## begin

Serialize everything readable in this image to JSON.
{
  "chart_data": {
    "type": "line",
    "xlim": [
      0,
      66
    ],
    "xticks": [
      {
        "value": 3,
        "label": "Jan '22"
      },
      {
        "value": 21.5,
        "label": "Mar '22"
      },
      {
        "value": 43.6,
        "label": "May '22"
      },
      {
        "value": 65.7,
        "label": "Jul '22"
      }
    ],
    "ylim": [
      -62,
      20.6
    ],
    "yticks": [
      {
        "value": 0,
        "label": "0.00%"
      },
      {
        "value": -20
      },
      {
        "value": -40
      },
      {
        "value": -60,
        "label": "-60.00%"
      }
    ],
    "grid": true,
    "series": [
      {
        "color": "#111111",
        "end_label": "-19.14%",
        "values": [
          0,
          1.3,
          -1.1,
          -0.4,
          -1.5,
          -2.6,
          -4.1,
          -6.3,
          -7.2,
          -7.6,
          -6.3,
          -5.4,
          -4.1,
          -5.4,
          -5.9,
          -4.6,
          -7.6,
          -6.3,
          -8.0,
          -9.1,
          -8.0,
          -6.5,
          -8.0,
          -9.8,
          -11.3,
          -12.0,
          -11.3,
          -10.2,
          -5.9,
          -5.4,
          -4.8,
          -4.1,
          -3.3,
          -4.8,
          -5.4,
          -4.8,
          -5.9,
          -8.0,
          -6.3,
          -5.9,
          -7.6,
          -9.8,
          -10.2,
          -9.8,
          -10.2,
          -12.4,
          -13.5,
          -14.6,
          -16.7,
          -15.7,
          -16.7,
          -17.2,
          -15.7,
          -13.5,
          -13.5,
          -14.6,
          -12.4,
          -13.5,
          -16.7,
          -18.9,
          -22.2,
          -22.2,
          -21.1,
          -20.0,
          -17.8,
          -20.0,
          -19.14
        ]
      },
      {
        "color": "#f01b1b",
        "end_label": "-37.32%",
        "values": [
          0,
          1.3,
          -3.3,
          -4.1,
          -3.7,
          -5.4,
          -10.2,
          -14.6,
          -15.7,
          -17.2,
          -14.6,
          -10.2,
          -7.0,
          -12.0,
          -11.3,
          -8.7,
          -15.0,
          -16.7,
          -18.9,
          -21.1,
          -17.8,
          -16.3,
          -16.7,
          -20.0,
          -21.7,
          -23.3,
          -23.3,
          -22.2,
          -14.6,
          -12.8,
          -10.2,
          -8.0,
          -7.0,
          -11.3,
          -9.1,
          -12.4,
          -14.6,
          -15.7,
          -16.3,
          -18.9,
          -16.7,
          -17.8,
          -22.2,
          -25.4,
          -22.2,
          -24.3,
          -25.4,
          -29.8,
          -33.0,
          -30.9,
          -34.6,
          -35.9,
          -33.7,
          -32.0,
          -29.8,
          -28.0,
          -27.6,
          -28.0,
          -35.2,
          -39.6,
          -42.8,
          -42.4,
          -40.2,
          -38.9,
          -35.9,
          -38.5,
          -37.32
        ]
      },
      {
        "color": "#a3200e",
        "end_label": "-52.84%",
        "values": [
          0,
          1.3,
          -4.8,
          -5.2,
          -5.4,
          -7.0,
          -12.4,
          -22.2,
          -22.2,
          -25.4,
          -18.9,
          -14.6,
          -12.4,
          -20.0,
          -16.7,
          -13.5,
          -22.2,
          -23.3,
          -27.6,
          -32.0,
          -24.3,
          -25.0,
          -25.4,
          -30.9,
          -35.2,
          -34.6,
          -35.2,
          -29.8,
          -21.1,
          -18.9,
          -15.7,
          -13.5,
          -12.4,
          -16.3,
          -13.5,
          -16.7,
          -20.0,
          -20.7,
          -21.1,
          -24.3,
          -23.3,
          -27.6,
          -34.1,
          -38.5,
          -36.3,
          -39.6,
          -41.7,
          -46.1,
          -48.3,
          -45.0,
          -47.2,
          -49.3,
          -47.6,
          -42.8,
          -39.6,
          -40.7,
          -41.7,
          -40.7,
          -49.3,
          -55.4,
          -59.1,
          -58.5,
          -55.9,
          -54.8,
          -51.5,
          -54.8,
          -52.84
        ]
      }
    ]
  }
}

## end

What the task requires
Each entry above is to be quoted exactly.

Written answer
Serialize everything readable in this image to JSON.
{
  "chart_data": {
    "type": "line",
    "xlim": [
      0,
      66
    ],
    "xticks": [
      {
        "value": 3,
        "label": "Jan '22"
      },
      {
        "value": 21.5,
        "label": "Mar '22"
      },
      {
        "value": 43.6,
        "label": "May '22"
      },
      {
        "value": 65.7,
        "label": "Jul '22"
      }
    ],
    "ylim": [
      -62,
      20.6
    ],
    "yticks": [
      {
        "value": 0,
        "label": "0.00%"
      },
      {
        "value": -20
      },
      {
        "value": -40
      },
      {
        "value": -60,
        "label": "-60.00%"
      }
    ],
    "grid": true,
    "series": [
      {
        "color": "#111111",
        "end_label": "-19.14%",
        "values": [
          0,
          1.3,
          -1.1,
          -0.4,
          -1.5,
          -2.6,
          -4.1,
          -6.3,
          -7.2,
          -7.6,
          -6.3,
          -5.4,
          -4.1,
          -5.4,
          -5.9,
          -4.6,
          -7.6,
          -6.3,
          -8.0,
          -9.1,
          -8.0,
          -6.5,
          -8.0,
          -9.8,
          -11.3,
          -12.0,
          -11.3,
          -10.2,
          -5.9,
          -5.4,
          -4.8,
          -4.1,
          -3.3,
          -4.8,
          -5.4,
          -4.8,
          -5.9,
          -8.0,
          -6.3,
          -5.9,
          -7.6,
          -9.8,
          -10.2,
          -9.8,
          -10.2,
          -12.4,
          -13.5,
          -14.6,
          -16.7,
          -15.7,
          -16.7,
          -17.2,
          -15.7,
          -13.5,
          -13.5,
          -14.6,
          -12.4,
          -13.5,
          -16.7,
          -18.9,
          -22.2,
          -22.2,
          -21.1,
          -20.0,
          -17.8,
          -20.0,
          -19.14
        ]
      },
      {
        "color": "#f01b1b",
        "end_label": "-37.32%",
        "values": [
          0,
          1.3,
          -3.3,
          -4.1,
          -3.7,
          -5.4,
          -10.2,
          -14.6,
          -15.7,
          -17.2,
          -14.6,
          -10.2,
          -7.0,
          -12.0,
          -11.3,
          -8.7,
          -15.0,
          -16.7,
          -18.9,
          -21.1,
          -17.8,
          -16.3,
          -16.7,
          -20.0,
          -21.7,
          -23.3,
          -23.3,
          -22.2,
          -14.6,
          -12.8,
          -10.2,
          -8.0,
          -7.0,
          -11.3,
          -9.1,
          -12.4,
          -14.6,
          -15.7,
          -16.3,
          -18.9,
          -16.7,
          -17.8,
          -22.2,
          -25.4,
          -22.2,
          -24.3,
          -25.4,
          -29.8,
          -33.0,
          -30.9,
          -34.6,
          -35.9,
          -33.7,
          -32.0,
          -29.8,
          -28.0,
          -27.6,
          -28.0,
          -35.2,
          -39.6,
          -42.8,
          -42.4,
          -40.2,
          -38.9,
          -35.9,
          -38.5,
          -37.32
        ]
      },
      {
        "color": "#a3200e",
        "end_label": "-52.84%",
        "values": [
          0,
          1.3,
          -4.8,
          -5.2,
          -5.4,
          -7.0,
          -12.4,
          -22.2,
          -22.2,
          -25.4,
          -18.9,
          -14.6,
          -12.4,
          -20.0,
          -16.7,
          -13.5,
          -22.2,
          -23.3,
          -27.6,
          -32.0,
          -24.3,
          -25.0,
          -25.4,
          -30.9,
          -35.2,
          -34.6,
          -35.2,
          -29.8,
          -21.1,
          -18.9,
          -15.7,
          -13.5,
          -12.4,
          -16.3,
          -13.5,
          -16.7,
          -20.0,
          -20.7,
          -21.1,
          -24.3,
          -23.3,
          -27.6,
          -34.1,
          -38.5,
          -36.3,
          -39.6,
          -41.7,
          -46.1,
          -48.3,
          -45.0,
          -47.2,
          -49.3,
          -47.6,
          -42.8,
          -39.6,
          -40.7,
          -41.7,
          -40.7,
          -49.3,
          -55.4,
          -59.1,
          -58.5,
          -55.9,
          -54.8,
          -51.5,
          -54.8,
          -52.84
        ]
      }
    ]
  }
}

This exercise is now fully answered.